— start —

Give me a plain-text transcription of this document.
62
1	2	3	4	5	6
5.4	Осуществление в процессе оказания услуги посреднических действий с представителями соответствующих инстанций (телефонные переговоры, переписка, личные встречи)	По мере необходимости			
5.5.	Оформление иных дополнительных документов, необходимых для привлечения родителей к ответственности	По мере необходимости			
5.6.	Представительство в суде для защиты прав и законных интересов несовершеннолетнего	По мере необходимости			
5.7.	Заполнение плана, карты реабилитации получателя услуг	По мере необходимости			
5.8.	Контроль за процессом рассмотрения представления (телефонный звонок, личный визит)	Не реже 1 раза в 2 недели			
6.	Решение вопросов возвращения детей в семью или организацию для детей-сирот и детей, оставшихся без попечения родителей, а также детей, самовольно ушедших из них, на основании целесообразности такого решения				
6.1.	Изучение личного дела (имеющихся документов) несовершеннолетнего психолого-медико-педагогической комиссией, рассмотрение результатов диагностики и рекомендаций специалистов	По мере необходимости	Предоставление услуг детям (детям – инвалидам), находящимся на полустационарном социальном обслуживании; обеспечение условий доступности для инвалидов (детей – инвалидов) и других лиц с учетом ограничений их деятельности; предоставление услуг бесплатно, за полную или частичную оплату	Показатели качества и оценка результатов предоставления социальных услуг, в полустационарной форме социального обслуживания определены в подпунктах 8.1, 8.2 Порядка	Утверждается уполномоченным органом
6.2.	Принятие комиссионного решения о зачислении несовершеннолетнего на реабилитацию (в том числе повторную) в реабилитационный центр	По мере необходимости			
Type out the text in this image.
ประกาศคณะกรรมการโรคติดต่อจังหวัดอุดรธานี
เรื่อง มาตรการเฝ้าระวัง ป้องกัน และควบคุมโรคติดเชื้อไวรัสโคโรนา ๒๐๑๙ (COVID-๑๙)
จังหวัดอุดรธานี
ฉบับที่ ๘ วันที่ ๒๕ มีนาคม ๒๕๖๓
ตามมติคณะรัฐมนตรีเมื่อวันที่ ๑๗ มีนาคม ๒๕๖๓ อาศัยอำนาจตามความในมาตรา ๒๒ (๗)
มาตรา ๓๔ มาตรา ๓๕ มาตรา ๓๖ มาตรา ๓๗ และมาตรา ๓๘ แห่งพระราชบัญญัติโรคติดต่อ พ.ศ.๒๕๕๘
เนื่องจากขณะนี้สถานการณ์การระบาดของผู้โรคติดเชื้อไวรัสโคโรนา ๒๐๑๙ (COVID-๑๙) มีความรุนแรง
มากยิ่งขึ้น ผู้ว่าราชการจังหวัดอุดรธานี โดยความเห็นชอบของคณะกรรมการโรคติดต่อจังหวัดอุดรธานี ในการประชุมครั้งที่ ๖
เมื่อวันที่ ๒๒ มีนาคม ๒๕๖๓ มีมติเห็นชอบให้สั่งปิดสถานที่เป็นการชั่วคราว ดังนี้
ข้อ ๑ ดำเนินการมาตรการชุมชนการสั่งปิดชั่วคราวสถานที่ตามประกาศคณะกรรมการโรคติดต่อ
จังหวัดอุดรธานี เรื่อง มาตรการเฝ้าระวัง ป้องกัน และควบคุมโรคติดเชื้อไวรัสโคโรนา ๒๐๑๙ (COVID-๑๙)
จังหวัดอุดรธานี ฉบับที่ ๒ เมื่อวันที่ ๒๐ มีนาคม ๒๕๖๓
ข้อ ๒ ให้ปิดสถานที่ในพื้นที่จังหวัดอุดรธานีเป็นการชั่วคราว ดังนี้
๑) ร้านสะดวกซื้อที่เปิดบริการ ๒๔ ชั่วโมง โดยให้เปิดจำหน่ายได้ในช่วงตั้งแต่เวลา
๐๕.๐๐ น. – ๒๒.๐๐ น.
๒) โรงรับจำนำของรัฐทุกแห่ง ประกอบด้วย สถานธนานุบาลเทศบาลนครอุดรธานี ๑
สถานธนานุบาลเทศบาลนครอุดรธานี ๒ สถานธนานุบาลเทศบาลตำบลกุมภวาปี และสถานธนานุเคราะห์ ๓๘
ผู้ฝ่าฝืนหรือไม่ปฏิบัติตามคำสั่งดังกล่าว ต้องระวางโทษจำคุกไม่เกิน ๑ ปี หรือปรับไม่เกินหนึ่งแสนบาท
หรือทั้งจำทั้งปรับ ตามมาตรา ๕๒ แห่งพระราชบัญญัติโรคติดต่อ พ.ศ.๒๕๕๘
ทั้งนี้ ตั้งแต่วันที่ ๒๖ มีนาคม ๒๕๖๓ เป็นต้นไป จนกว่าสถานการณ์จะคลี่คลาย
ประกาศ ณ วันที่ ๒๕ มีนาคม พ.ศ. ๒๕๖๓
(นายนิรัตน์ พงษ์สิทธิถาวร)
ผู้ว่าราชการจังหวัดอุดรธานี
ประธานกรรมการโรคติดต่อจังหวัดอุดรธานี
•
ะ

— end —

PROBLEM DESCRIPTION:
Write out all the entries exactly.

EXPECTED ANSWER:
Give me a plain-text transcription of this document.
62
1	2	3	4	5	6
5.4	Осуществление в процессе оказания услуги посреднических действий с представителями соответствующих инстанций (телефонные переговоры, переписка, личные встречи)	По мере необходимости			
5.5.	Оформление иных дополнительных документов, необходимых для привлечения родителей к ответственности	По мере необходимости			
5.6.	Представительство в суде для защиты прав и законных интересов несовершеннолетнего	По мере необходимости			
5.7.	Заполнение плана, карты реабилитации получателя услуг	По мере необходимости			
5.8.	Контроль за процессом рассмотрения представления (телефонный звонок, личный визит)	Не реже 1 раза в 2 недели			
6.	Решение вопросов возвращения детей в семью или организацию для детей-сирот и детей, оставшихся без попечения родителей, а также детей, самовольно ушедших из них, на основании целесообразности такого решения				
6.1.	Изучение личного дела (имеющихся документов) несовершеннолетнего психолого-медико-педагогической комиссией, рассмотрение результатов диагностики и рекомендаций специалистов	По мере необходимости	Предоставление услуг детям (детям – инвалидам), находящимся на полустационарном социальном обслуживании; обеспечение условий доступности для инвалидов (детей – инвалидов) и других лиц с учетом ограничений их деятельности; предоставление услуг бесплатно, за полную или частичную оплату	Показатели качества и оценка результатов предоставления социальных услуг, в полустационарной форме социального обслуживания определены в подпунктах 8.1, 8.2 Порядка	Утверждается уполномоченным органом
6.2.	Принятие комиссионного решения о зачислении несовершеннолетнего на реабилитацию (в том числе повторную) в реабилитационный центр	По мере необходимости			
Type out the text in this image.
ประกาศคณะกรรมการโรคติดต่อจังหวัดอุดรธานี
เรื่อง มาตรการเฝ้าระวัง ป้องกัน และควบคุมโรคติดเชื้อไวรัสโคโรนา ๒๐๑๙ (COVID-๑๙)
จังหวัดอุดรธานี
ฉบับที่ ๘ วันที่ ๒๕ มีนาคม ๒๕๖๓
ตามมติคณะรัฐมนตรีเมื่อวันที่ ๑๗ มีนาคม ๒๕๖๓ อาศัยอำนาจตามความในมาตรา ๒๒ (๗)
มาตรา ๓๔ มาตรา ๓๕ มาตรา ๓๖ มาตรา ๓๗ และมาตรา ๓๘ แห่งพระราชบัญญัติโรคติดต่อ พ.ศ.๒๕๕๘
เนื่องจากขณะนี้สถานการณ์การระบาดของผู้โรคติดเชื้อไวรัสโคโรนา ๒๐๑๙ (COVID-๑๙) มีความรุนแรง
มากยิ่งขึ้น ผู้ว่าราชการจังหวัดอุดรธานี โดยความเห็นชอบของคณะกรรมการโรคติดต่อจังหวัดอุดรธานี ในการประชุมครั้งที่ ๖
เมื่อวันที่ ๒๒ มีนาคม ๒๕๖๓ มีมติเห็นชอบให้สั่งปิดสถานที่เป็นการชั่วคราว ดังนี้
ข้อ ๑ ดำเนินการมาตรการชุมชนการสั่งปิดชั่วคราวสถานที่ตามประกาศคณะกรรมการโรคติดต่อ
จังหวัดอุดรธานี เรื่อง มาตรการเฝ้าระวัง ป้องกัน และควบคุมโรคติดเชื้อไวรัสโคโรนา ๒๐๑๙ (COVID-๑๙)
จังหวัดอุดรธานี ฉบับที่ ๒ เมื่อวันที่ ๒๐ มีนาคม ๒๕๖๓
ข้อ ๒ ให้ปิดสถานที่ในพื้นที่จังหวัดอุดรธานีเป็นการชั่วคราว ดังนี้
๑) ร้านสะดวกซื้อที่เปิดบริการ ๒๔ ชั่วโมง โดยให้เปิดจำหน่ายได้ในช่วงตั้งแต่เวลา
๐๕.๐๐ น. – ๒๒.๐๐ น.
๒) โรงรับจำนำของรัฐทุกแห่ง ประกอบด้วย สถานธนานุบาลเทศบาลนครอุดรธานี ๑
สถานธนานุบาลเทศบาลนครอุดรธานี ๒ สถานธนานุบาลเทศบาลตำบลกุมภวาปี และสถานธนานุเคราะห์ ๓๘
ผู้ฝ่าฝืนหรือไม่ปฏิบัติตามคำสั่งดังกล่าว ต้องระวางโทษจำคุกไม่เกิน ๑ ปี หรือปรับไม่เกินหนึ่งแสนบาท
หรือทั้งจำทั้งปรับ ตามมาตรา ๕๒ แห่งพระราชบัญญัติโรคติดต่อ พ.ศ.๒๕๕๘
ทั้งนี้ ตั้งแต่วันที่ ๒๖ มีนาคม ๒๕๖๓ เป็นต้นไป จนกว่าสถานการณ์จะคลี่คลาย
ประกาศ ณ วันที่ ๒๕ มีนาคม พ.ศ. ๒๕๖๓
(นายนิรัตน์ พงษ์สิทธิถาวร)
ผู้ว่าราชการจังหวัดอุดรธานี
ประธานกรรมการโรคติดต่อจังหวัดอุดรธานี
•
ะ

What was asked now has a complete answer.